Balada Ukraina #6

Pemandangan kota dan sungai Dnipro di musim dingin. Beku dan suram.

Pemandangan kota dan sungai Dnipro di musim dingin. Beku dan suram.

Setiap kali menonton film yang menampilkan latar tempat bersalju, saya merasa penasaran: suhu tempat itu pasti dingin, tapi kalau ada matahari bersinar cerah, apakah hangatnya terasa di kulit? Saya mendapatkan jawabannya pada sebuah hari yang random di bulan Februari. Dari jendela apartemen, saya melihat matahari bersinar agak terang di luar. Saya melirik TV, di pojok kanan atas terlihat angka -3 °C, suhu pagi ini.

• • • • • • •

- DAFTAR TUGAS -
1. Dalam tulisan tentang musim dingin di Ukraina, berapa suhu pagi yang tertera di pojok kanan atas TV?
2. Tolong lanjutkan tulisan tentang musim dingin di Ukraina, dimulai setelah kalimat terakhirnya.
Catatan yang disertakan merupakan bahan terpisah dari tulisan tentang musim dingin di Ukraina.

- CATATAN TERLAMPIR -
• • • • • • •

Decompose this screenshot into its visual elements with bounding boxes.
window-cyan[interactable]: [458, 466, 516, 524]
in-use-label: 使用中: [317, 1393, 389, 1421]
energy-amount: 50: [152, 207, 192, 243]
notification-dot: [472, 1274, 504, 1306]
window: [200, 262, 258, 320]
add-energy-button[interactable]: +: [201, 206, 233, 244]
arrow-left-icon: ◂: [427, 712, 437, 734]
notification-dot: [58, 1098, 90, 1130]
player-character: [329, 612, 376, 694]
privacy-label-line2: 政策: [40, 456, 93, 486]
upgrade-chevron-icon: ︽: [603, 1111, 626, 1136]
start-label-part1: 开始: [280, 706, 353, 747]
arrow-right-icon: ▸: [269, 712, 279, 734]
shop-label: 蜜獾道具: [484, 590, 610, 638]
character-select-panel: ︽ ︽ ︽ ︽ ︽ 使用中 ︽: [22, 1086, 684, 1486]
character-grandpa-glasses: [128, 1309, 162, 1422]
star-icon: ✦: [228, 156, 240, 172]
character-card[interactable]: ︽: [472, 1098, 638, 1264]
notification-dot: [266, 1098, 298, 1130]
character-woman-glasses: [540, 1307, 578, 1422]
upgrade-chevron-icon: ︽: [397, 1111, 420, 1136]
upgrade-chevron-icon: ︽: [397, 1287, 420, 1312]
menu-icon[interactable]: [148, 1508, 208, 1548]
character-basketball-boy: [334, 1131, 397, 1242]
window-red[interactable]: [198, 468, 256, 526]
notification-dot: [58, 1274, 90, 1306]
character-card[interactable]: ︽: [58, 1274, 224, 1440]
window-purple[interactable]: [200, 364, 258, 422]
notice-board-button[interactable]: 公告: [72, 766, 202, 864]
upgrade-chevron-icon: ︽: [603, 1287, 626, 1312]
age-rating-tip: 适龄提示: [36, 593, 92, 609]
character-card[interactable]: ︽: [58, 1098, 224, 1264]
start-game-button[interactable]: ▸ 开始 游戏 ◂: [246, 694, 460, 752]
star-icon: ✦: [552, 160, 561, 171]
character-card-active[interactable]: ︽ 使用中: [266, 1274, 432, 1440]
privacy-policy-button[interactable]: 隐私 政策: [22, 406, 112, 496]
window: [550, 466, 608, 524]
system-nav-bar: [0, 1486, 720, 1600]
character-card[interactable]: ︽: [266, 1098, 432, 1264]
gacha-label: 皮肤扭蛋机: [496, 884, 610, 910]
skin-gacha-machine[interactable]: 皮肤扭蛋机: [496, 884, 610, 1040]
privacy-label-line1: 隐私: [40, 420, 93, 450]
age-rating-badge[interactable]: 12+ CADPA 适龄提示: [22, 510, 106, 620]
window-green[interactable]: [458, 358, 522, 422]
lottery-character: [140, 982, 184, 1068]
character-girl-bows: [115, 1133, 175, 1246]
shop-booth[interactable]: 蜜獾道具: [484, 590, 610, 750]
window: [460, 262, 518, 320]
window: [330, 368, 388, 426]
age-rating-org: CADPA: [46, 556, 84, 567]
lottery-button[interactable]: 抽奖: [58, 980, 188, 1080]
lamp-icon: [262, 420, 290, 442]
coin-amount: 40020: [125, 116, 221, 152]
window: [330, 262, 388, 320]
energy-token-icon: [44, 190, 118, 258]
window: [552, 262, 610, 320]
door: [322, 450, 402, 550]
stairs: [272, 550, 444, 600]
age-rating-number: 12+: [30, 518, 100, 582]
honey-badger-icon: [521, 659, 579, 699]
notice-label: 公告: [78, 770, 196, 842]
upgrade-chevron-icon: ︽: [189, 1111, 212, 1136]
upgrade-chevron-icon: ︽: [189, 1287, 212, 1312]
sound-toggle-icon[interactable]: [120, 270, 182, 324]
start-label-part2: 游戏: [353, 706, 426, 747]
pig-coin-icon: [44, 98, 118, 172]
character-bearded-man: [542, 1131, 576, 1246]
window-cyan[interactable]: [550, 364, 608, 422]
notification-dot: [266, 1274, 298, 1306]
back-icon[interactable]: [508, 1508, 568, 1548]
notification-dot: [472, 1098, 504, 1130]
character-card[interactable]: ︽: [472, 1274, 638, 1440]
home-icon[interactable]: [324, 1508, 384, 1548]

• • • • • • •

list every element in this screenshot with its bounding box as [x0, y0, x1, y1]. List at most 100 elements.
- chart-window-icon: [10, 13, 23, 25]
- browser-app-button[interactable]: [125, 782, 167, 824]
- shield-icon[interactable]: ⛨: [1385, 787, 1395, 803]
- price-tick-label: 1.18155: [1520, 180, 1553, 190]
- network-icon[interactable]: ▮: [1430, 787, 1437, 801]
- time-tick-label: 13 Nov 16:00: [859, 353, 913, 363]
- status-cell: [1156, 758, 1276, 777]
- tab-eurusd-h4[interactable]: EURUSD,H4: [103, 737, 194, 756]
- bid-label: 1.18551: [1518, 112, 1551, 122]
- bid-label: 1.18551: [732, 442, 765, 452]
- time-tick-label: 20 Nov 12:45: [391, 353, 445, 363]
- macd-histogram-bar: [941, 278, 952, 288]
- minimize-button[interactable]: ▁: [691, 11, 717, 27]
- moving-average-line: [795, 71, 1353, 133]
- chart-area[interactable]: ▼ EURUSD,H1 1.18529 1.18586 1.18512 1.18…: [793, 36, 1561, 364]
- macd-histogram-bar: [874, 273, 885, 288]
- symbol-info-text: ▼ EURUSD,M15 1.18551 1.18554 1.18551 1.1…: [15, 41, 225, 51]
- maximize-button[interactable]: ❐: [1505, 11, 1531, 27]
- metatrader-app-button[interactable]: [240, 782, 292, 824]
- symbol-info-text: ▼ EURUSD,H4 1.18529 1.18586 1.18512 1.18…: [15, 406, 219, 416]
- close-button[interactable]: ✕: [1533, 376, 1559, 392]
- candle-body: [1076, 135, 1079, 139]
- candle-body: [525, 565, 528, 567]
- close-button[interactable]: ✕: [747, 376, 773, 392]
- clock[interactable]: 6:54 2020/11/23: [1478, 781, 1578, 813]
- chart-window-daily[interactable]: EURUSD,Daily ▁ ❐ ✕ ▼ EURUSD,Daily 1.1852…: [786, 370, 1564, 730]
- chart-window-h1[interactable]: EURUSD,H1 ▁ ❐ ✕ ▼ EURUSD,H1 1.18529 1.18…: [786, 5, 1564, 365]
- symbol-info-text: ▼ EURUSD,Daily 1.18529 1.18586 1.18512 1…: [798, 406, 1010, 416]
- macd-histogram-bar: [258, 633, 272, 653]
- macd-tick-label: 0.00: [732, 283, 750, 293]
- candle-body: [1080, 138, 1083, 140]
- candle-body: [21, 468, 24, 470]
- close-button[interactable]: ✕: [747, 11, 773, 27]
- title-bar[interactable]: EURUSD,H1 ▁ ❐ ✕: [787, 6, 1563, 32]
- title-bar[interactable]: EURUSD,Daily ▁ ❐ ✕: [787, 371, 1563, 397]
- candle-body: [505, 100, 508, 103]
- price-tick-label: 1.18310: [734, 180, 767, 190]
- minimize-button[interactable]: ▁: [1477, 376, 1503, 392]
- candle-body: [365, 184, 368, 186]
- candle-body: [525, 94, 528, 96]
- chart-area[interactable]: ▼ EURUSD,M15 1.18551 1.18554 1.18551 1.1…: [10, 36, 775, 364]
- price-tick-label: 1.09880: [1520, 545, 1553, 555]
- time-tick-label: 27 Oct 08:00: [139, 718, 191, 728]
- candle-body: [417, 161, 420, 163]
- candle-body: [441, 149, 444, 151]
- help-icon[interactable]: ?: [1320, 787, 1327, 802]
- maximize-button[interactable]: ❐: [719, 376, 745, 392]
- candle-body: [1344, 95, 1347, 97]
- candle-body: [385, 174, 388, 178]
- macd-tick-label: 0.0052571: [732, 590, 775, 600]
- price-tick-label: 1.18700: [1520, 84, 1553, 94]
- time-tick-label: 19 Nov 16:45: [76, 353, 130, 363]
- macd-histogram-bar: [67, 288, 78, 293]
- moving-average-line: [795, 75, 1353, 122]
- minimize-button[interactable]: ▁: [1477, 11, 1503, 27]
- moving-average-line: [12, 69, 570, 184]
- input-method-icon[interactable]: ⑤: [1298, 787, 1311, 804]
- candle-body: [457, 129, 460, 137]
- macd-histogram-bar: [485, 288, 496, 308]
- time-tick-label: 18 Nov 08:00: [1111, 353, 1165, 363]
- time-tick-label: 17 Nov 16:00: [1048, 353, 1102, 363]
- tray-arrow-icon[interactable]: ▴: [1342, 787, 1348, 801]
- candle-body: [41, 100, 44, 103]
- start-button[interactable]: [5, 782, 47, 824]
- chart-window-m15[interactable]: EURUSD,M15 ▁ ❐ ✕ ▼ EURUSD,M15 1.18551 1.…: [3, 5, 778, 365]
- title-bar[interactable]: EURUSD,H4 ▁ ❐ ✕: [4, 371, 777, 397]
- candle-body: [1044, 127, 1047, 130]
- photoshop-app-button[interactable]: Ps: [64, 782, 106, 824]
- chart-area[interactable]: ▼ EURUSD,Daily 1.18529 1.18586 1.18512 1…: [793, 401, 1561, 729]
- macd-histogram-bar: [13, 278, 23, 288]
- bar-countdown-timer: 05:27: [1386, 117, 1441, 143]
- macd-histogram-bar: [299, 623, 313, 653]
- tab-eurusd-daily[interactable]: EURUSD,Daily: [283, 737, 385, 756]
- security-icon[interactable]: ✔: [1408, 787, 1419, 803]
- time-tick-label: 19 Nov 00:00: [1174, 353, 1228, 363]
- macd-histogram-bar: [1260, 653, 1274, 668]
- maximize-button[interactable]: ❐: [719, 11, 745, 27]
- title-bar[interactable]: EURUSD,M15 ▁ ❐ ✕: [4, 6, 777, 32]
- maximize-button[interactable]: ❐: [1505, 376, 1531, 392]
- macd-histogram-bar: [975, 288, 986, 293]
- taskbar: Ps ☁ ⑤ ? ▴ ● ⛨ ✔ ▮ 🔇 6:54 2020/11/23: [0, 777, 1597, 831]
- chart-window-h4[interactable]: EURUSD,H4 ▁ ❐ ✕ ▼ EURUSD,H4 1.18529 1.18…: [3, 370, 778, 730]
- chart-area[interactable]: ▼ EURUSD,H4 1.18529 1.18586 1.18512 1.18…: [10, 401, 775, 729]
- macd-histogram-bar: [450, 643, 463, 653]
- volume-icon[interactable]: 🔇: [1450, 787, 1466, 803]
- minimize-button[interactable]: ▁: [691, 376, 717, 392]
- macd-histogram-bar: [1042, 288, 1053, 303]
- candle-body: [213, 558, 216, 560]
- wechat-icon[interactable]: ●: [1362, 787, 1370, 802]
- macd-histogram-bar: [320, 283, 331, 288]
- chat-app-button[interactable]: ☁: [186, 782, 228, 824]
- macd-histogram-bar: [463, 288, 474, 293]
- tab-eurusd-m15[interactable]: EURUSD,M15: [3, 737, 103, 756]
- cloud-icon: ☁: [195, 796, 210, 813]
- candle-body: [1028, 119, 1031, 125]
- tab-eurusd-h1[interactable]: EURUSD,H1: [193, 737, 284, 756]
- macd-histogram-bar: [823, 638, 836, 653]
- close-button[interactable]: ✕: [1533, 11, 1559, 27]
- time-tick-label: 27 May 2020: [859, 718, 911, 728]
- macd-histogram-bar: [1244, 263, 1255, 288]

• • • • • • •

- JAWABAN PER TUGAS -
1. -3 °C.

2.
Begitu keluar dari gedung apartemen, sinar matahari tak terasa sama sekali. Hanya menerangi, tidak menghangatkan. Tapi sinar matahari di musim dingin pendek saja umurnya. Hawa dingin langsung menyergap, terutama terasa di wajah dan telapak tangan saya, dua bagian yang tidak ditutupi apa pun. Saat saya tiba di sekolah jam 9 kurang, langit kembali mendung dan muram.

Sudah seminggu saya mengajar di European Gymnasium (EG), mengisi kelas-kelas English conversation untuk anak kelas 1 SD sampai 2 SMA. Di Ukraina, pendidikan dasar memang hanya sampai kelas 2 SMA. Minggu pertama saya berjalan dengan sukses di EG. Saya berjuang habis-habisan merebut hati para murid di sana, tentunya menyesuaikan diri dengan kelasnya. Menghadapi anak-anak yang lebih kecil, yaitu kelas 1 – 6 SD, bagi saya lebih mudah. Begitu saya masuk kelas, mata mereka melebar, menandakan mereka sangat ingin tahu siapa guru asing berkulit cokelat ini.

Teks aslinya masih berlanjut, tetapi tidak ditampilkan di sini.